== Extracted information ==

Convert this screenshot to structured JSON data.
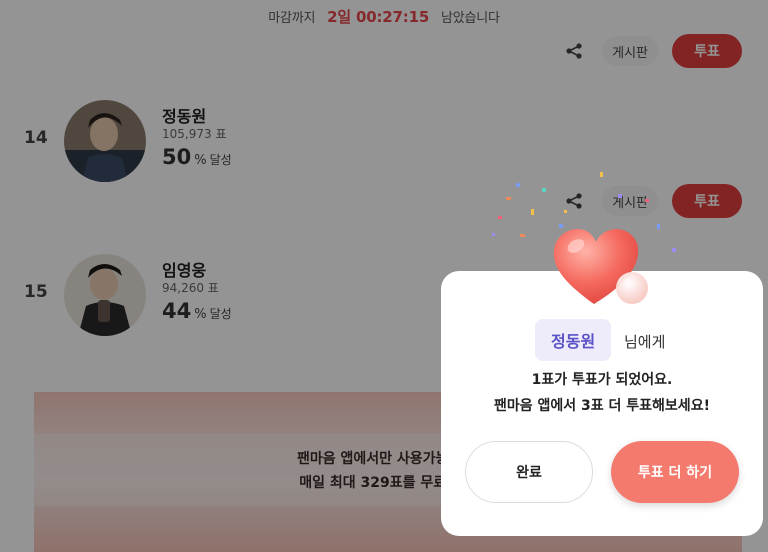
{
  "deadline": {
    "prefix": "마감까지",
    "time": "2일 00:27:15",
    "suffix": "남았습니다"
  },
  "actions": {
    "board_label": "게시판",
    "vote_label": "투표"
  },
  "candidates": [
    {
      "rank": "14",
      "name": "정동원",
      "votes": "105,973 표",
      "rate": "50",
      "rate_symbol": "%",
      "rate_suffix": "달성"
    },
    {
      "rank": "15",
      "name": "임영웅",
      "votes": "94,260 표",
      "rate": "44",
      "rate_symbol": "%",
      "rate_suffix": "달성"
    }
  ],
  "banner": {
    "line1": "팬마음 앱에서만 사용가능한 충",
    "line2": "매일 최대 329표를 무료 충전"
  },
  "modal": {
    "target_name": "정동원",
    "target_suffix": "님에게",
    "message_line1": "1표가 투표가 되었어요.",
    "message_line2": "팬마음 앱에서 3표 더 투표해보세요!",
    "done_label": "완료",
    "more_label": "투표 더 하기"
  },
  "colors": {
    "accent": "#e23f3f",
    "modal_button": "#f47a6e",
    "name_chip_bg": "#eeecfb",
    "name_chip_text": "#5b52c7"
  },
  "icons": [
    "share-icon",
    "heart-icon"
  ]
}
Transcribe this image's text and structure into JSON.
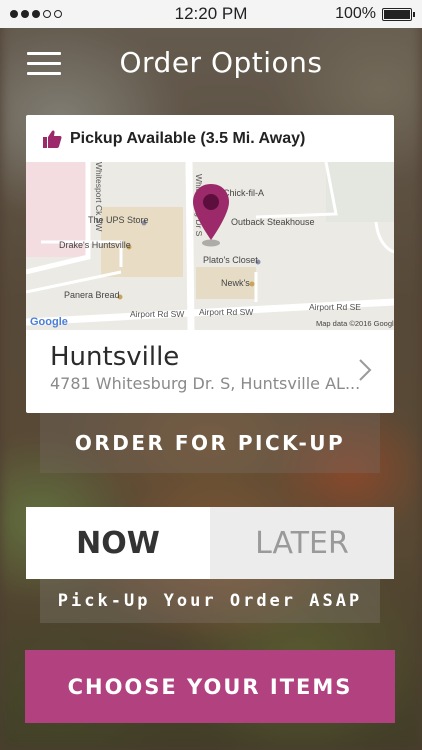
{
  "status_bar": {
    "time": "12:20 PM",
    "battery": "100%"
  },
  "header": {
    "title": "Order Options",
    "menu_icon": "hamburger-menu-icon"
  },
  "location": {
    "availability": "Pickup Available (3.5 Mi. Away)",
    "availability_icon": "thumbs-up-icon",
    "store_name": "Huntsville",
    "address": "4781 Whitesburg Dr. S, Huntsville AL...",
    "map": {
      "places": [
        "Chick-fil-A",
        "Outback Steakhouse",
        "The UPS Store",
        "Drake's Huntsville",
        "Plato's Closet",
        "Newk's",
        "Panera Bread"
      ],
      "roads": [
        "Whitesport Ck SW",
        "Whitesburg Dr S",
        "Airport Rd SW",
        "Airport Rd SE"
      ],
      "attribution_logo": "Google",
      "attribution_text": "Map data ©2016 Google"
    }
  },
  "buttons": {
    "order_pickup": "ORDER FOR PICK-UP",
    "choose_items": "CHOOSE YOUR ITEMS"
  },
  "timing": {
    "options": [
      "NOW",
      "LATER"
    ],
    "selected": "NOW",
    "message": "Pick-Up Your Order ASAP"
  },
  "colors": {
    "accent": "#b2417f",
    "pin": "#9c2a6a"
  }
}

* * *

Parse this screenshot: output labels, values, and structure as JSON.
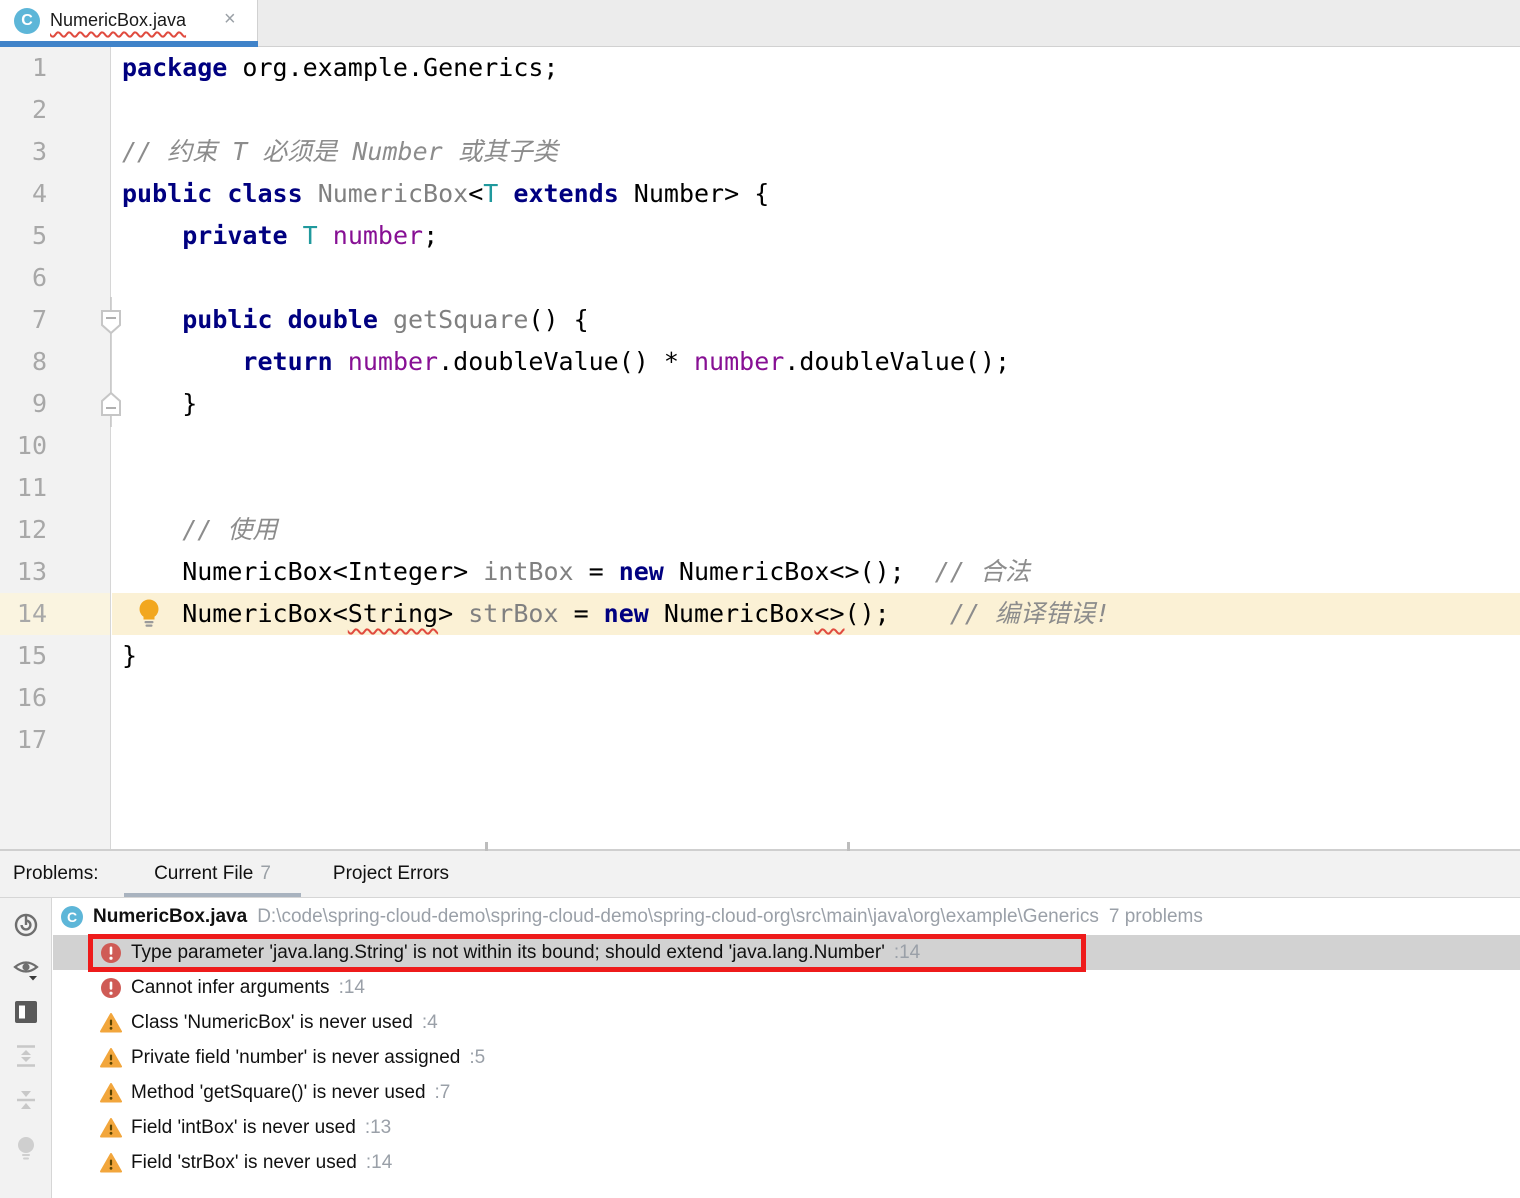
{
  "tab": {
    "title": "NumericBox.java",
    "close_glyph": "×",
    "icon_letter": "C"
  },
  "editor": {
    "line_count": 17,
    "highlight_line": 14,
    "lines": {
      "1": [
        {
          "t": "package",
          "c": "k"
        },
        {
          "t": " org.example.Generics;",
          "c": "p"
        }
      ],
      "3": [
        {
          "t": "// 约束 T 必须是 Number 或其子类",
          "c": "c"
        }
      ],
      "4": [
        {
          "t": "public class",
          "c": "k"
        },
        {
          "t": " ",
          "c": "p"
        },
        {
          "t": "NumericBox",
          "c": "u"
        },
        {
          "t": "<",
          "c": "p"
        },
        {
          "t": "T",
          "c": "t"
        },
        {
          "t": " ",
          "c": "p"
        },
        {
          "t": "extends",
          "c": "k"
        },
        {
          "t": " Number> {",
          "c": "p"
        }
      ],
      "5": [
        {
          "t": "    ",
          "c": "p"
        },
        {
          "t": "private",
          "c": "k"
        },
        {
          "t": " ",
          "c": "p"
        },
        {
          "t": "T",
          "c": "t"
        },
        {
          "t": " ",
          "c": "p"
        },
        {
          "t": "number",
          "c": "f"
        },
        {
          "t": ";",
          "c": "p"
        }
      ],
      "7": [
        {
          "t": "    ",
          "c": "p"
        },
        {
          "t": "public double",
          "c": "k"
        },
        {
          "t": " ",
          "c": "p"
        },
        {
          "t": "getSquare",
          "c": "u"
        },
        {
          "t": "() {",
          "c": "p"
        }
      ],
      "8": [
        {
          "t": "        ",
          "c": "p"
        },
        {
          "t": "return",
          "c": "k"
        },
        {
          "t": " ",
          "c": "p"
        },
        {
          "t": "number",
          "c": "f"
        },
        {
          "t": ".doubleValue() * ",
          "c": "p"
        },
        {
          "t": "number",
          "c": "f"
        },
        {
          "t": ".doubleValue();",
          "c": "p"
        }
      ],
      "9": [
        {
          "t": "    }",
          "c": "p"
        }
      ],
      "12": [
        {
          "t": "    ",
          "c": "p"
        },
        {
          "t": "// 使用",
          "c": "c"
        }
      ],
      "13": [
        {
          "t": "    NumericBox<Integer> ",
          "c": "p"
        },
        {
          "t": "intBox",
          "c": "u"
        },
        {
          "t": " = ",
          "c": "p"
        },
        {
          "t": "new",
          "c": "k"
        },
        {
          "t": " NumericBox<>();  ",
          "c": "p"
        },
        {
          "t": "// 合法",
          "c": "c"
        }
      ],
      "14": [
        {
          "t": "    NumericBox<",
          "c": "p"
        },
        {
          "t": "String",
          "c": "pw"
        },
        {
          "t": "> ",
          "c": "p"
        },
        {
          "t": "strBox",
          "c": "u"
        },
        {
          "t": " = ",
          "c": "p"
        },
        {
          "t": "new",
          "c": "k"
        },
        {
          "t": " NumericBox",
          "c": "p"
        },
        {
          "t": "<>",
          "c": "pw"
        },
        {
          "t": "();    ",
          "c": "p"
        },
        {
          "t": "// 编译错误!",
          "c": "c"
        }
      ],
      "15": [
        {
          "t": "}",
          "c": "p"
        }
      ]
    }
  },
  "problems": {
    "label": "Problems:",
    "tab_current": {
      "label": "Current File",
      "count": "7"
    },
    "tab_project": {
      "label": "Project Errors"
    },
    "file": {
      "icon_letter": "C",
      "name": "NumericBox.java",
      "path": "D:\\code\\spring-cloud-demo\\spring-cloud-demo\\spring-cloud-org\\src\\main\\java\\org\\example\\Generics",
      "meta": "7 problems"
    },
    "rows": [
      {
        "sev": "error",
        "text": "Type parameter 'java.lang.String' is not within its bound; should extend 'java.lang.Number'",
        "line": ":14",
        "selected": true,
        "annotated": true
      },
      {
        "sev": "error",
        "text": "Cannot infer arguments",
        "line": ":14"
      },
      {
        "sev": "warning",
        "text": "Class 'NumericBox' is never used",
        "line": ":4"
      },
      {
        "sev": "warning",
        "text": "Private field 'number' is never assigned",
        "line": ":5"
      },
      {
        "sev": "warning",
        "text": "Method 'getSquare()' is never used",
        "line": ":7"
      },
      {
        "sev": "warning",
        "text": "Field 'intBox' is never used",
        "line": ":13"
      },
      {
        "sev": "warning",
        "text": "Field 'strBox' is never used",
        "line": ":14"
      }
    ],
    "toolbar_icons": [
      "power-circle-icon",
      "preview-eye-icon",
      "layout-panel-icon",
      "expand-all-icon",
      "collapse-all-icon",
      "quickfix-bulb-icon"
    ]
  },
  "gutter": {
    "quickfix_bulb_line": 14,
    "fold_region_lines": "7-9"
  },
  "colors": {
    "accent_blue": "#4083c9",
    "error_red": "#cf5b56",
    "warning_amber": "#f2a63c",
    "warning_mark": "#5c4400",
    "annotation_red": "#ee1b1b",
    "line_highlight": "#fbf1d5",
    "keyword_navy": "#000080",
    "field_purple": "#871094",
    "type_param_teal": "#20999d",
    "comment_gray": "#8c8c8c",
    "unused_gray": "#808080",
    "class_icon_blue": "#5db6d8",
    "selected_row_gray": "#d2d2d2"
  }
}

...

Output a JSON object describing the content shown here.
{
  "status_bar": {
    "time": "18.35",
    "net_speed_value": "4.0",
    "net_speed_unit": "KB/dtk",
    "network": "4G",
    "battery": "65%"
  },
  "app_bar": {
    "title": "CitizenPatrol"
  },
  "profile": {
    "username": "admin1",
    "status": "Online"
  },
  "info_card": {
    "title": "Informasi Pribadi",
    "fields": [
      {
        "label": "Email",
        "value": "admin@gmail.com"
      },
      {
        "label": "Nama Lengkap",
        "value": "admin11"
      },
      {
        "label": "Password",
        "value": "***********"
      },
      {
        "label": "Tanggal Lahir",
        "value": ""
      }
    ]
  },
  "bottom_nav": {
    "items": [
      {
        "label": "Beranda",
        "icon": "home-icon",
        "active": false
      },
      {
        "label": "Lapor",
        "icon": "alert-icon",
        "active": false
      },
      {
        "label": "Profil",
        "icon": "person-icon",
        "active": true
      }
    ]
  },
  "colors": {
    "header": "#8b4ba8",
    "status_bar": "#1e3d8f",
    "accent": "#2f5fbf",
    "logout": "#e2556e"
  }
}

== Task instructions ==
Filter the records for lines holding the string "time". Copy each one.

== Task answer ==
    "time": "2일 00:27:15",
    "time": "12:20 PM",
    "time": "18.35",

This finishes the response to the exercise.